What this task involves »
Leave out every picture, then transcribe the rest of the listing exactly.

Material »
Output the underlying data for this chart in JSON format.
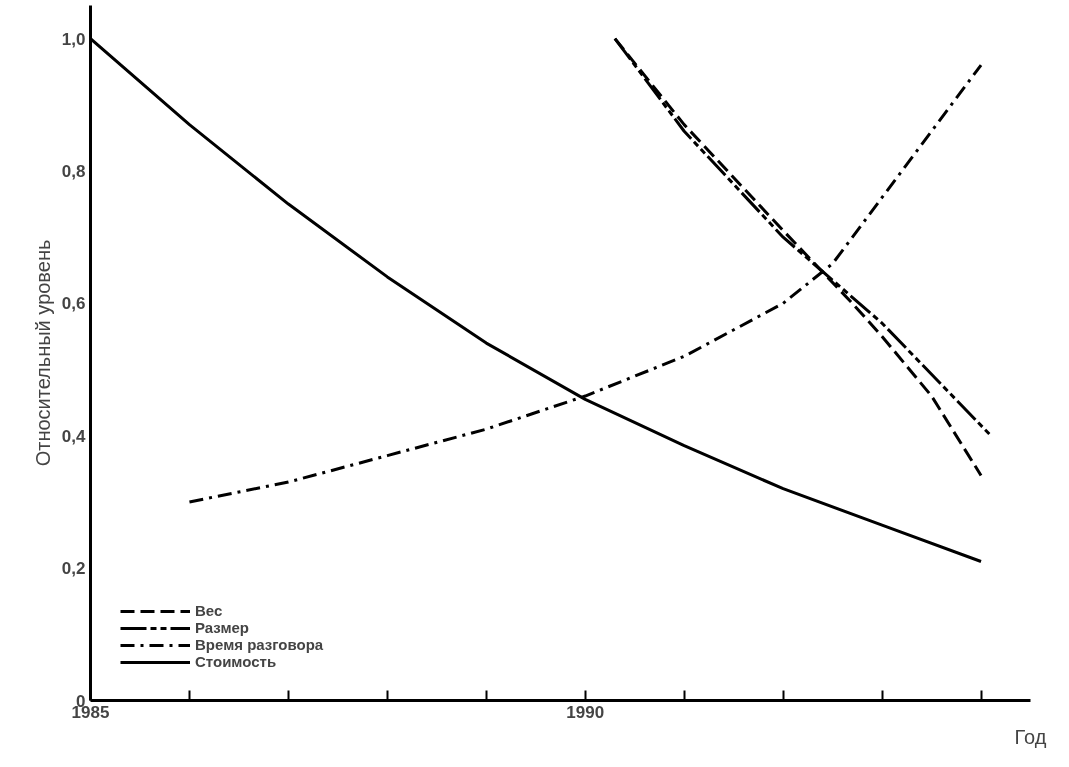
{
  "chart_data": {
    "type": "line",
    "ylabel": "Относительный уровень",
    "xlabel": "Год",
    "xlim": [
      1985,
      1994.5
    ],
    "ylim": [
      0,
      1.05
    ],
    "xticks": [
      {
        "value": 1985,
        "label": "1985"
      },
      {
        "value": 1986,
        "label": null
      },
      {
        "value": 1987,
        "label": null
      },
      {
        "value": 1988,
        "label": null
      },
      {
        "value": 1989,
        "label": null
      },
      {
        "value": 1990,
        "label": "1990"
      },
      {
        "value": 1991,
        "label": null
      },
      {
        "value": 1992,
        "label": null
      },
      {
        "value": 1993,
        "label": null
      },
      {
        "value": 1994,
        "label": null
      }
    ],
    "yticks": [
      {
        "value": 0,
        "label": "0"
      },
      {
        "value": 0.2,
        "label": "0,2"
      },
      {
        "value": 0.4,
        "label": "0,4"
      },
      {
        "value": 0.6,
        "label": "0,6"
      },
      {
        "value": 0.8,
        "label": "0,8"
      },
      {
        "value": 1.0,
        "label": "1,0"
      }
    ],
    "grid": false,
    "legend": "bottom left",
    "marker": "none",
    "series": [
      {
        "name": "Вес",
        "color": "#000000",
        "line_style": "dashed",
        "x": [
          1990.3,
          1991,
          1992,
          1992.7,
          1993,
          1993.5,
          1994
        ],
        "values": [
          1.0,
          0.87,
          0.71,
          0.6,
          0.55,
          0.46,
          0.34
        ]
      },
      {
        "name": "Размер",
        "color": "#000000",
        "line_style": "longdash",
        "x": [
          1990.3,
          1991,
          1992,
          1993,
          1994.1
        ],
        "values": [
          1.0,
          0.86,
          0.7,
          0.57,
          0.4
        ]
      },
      {
        "name": "Время разговора",
        "color": "#000000",
        "line_style": "dashdot",
        "x": [
          1986,
          1987,
          1988,
          1989,
          1990,
          1991,
          1992,
          1992.5,
          1993,
          1993.5,
          1994
        ],
        "values": [
          0.3,
          0.33,
          0.37,
          0.41,
          0.46,
          0.52,
          0.6,
          0.66,
          0.76,
          0.86,
          0.96
        ]
      },
      {
        "name": "Стоимость",
        "color": "#000000",
        "line_style": "solid",
        "x": [
          1985,
          1986,
          1987,
          1988,
          1989,
          1990,
          1991,
          1992,
          1993,
          1994
        ],
        "values": [
          1.0,
          0.87,
          0.75,
          0.64,
          0.54,
          0.455,
          0.385,
          0.32,
          0.265,
          0.21
        ]
      }
    ]
  }
}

Solved problem »
Output the underlying data for this chart in JSON format.
{
  "chart_data": {
    "type": "line",
    "ylabel": "Относительный уровень",
    "xlabel": "Год",
    "xlim": [
      1985,
      1994.5
    ],
    "ylim": [
      0,
      1.05
    ],
    "xticks": [
      {
        "value": 1985,
        "label": "1985"
      },
      {
        "value": 1986,
        "label": null
      },
      {
        "value": 1987,
        "label": null
      },
      {
        "value": 1988,
        "label": null
      },
      {
        "value": 1989,
        "label": null
      },
      {
        "value": 1990,
        "label": "1990"
      },
      {
        "value": 1991,
        "label": null
      },
      {
        "value": 1992,
        "label": null
      },
      {
        "value": 1993,
        "label": null
      },
      {
        "value": 1994,
        "label": null
      }
    ],
    "yticks": [
      {
        "value": 0,
        "label": "0"
      },
      {
        "value": 0.2,
        "label": "0,2"
      },
      {
        "value": 0.4,
        "label": "0,4"
      },
      {
        "value": 0.6,
        "label": "0,6"
      },
      {
        "value": 0.8,
        "label": "0,8"
      },
      {
        "value": 1.0,
        "label": "1,0"
      }
    ],
    "grid": false,
    "legend": "bottom left",
    "marker": "none",
    "series": [
      {
        "name": "Вес",
        "color": "#000000",
        "line_style": "dashed",
        "x": [
          1990.3,
          1991,
          1992,
          1992.7,
          1993,
          1993.5,
          1994
        ],
        "values": [
          1.0,
          0.87,
          0.71,
          0.6,
          0.55,
          0.46,
          0.34
        ]
      },
      {
        "name": "Размер",
        "color": "#000000",
        "line_style": "longdash",
        "x": [
          1990.3,
          1991,
          1992,
          1993,
          1994.1
        ],
        "values": [
          1.0,
          0.86,
          0.7,
          0.57,
          0.4
        ]
      },
      {
        "name": "Время разговора",
        "color": "#000000",
        "line_style": "dashdot",
        "x": [
          1986,
          1987,
          1988,
          1989,
          1990,
          1991,
          1992,
          1992.5,
          1993,
          1993.5,
          1994
        ],
        "values": [
          0.3,
          0.33,
          0.37,
          0.41,
          0.46,
          0.52,
          0.6,
          0.66,
          0.76,
          0.86,
          0.96
        ]
      },
      {
        "name": "Стоимость",
        "color": "#000000",
        "line_style": "solid",
        "x": [
          1985,
          1986,
          1987,
          1988,
          1989,
          1990,
          1991,
          1992,
          1993,
          1994
        ],
        "values": [
          1.0,
          0.87,
          0.75,
          0.64,
          0.54,
          0.455,
          0.385,
          0.32,
          0.265,
          0.21
        ]
      }
    ]
  }
}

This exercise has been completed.